■ GIVEN PROBLEM: Gather all lines containing the string "quisto" and copy them out.

■ RECORDS FOR PROCESSING:
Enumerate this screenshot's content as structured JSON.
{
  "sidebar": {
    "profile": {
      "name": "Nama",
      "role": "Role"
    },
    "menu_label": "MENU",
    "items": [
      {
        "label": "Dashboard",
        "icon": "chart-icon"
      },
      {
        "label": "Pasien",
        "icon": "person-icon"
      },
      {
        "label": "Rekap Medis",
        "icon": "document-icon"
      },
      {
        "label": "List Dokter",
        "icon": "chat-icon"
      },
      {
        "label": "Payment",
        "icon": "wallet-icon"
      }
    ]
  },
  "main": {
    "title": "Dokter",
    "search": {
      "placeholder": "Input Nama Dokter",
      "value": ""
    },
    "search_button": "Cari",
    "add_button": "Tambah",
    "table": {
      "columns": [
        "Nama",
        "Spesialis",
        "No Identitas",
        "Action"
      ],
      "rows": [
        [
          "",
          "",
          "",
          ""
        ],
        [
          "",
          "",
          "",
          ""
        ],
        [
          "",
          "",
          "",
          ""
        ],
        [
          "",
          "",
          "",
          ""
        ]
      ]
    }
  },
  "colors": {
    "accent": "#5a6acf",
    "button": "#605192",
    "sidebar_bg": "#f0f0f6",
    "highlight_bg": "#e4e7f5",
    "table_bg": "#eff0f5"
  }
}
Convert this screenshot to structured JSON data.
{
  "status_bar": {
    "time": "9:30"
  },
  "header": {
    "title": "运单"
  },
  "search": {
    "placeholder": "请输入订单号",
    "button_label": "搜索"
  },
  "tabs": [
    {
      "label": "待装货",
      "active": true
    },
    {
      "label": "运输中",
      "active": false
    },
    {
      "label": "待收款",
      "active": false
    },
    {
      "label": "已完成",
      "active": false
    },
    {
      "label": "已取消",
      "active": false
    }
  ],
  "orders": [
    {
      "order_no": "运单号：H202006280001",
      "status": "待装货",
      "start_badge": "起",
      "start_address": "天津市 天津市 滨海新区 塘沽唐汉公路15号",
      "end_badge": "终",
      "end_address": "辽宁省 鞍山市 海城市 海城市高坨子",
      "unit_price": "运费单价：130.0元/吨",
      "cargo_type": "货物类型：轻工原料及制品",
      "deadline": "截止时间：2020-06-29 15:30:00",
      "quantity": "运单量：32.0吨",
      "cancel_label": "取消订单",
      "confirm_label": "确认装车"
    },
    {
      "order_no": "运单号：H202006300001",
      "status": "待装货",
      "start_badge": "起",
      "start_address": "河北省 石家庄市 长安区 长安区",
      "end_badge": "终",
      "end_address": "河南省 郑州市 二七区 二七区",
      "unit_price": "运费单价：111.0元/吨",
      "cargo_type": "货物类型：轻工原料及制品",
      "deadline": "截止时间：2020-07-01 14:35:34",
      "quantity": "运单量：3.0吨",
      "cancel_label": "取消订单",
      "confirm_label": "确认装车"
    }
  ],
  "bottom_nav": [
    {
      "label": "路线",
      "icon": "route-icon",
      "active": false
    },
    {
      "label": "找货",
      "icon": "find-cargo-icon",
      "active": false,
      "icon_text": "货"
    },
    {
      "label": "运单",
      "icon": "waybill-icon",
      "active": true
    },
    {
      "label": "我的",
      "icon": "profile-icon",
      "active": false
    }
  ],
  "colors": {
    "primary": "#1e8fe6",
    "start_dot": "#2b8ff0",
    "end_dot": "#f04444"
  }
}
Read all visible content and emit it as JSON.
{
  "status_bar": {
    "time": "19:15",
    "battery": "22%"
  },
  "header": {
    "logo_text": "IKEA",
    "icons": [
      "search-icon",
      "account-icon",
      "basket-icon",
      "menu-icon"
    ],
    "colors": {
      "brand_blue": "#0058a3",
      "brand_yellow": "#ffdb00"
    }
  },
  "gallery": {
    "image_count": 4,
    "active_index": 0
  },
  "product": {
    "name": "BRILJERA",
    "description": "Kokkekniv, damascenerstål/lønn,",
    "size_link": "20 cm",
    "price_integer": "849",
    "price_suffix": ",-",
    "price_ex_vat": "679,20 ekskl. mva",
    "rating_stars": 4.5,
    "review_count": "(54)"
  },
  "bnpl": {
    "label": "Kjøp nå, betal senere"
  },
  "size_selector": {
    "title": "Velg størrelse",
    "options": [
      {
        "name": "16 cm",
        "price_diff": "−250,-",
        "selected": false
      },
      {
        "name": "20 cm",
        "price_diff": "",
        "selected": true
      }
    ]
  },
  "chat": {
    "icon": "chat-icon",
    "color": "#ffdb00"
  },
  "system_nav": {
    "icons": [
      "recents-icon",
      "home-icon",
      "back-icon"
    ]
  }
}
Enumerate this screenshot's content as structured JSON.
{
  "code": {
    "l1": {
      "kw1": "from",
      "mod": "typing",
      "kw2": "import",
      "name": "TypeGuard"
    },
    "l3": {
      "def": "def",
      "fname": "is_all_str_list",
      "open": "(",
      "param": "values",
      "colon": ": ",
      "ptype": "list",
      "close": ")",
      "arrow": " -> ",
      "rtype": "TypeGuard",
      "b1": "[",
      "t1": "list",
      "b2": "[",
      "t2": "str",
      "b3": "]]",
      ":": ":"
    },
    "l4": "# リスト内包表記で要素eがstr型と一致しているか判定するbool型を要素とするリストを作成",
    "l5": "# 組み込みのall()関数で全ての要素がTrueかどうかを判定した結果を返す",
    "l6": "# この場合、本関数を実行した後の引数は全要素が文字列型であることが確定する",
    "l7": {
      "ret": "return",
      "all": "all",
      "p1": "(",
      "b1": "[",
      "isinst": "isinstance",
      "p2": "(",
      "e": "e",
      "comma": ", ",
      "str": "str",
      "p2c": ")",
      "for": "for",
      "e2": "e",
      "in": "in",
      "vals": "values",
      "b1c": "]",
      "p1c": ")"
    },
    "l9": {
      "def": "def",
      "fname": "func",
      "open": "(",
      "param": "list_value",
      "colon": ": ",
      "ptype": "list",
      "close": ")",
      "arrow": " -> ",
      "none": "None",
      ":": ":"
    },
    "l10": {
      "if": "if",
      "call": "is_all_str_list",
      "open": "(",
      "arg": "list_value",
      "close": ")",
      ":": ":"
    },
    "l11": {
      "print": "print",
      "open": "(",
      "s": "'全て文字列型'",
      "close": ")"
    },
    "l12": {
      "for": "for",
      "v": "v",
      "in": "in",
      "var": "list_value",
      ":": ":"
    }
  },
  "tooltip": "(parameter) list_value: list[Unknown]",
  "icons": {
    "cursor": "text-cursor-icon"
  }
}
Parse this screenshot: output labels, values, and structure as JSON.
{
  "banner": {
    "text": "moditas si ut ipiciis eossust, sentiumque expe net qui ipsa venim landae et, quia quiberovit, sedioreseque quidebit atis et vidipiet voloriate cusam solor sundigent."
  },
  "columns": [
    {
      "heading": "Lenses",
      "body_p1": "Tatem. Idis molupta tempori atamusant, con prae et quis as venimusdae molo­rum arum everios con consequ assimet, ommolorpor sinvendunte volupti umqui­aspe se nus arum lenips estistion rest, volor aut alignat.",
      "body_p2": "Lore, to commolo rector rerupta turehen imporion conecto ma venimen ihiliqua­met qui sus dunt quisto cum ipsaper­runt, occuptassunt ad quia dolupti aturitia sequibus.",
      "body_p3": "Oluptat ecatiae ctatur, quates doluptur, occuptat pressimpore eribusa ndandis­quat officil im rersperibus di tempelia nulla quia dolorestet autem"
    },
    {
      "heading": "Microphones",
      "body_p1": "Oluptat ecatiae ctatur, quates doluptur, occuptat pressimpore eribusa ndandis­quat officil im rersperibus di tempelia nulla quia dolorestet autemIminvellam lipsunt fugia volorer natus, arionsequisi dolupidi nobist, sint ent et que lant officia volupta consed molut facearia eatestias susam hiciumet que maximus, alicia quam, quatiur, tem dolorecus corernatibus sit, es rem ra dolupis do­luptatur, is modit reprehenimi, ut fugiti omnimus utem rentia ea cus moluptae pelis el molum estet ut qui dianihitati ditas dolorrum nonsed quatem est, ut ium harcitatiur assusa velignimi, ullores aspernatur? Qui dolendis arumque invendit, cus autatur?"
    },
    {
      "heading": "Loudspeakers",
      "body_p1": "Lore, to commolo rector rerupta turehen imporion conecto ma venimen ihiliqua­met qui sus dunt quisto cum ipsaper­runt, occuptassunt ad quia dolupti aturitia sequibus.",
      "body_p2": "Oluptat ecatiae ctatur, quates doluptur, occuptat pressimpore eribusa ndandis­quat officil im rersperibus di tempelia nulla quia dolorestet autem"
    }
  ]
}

■ ANSWER IN FULL:
      "body_p2": "Lore, to commolo rector rerupta turehen imporion conecto ma venimen ihiliqua­met qui sus dunt quisto cum ipsaper­runt, occuptassunt ad quia dolupti aturitia sequibus.",
      "body_p1": "Lore, to commolo rector rerupta turehen imporion conecto ma venimen ihiliqua­met qui sus dunt quisto cum ipsaper­runt, occuptassunt ad quia dolupti aturitia sequibus.",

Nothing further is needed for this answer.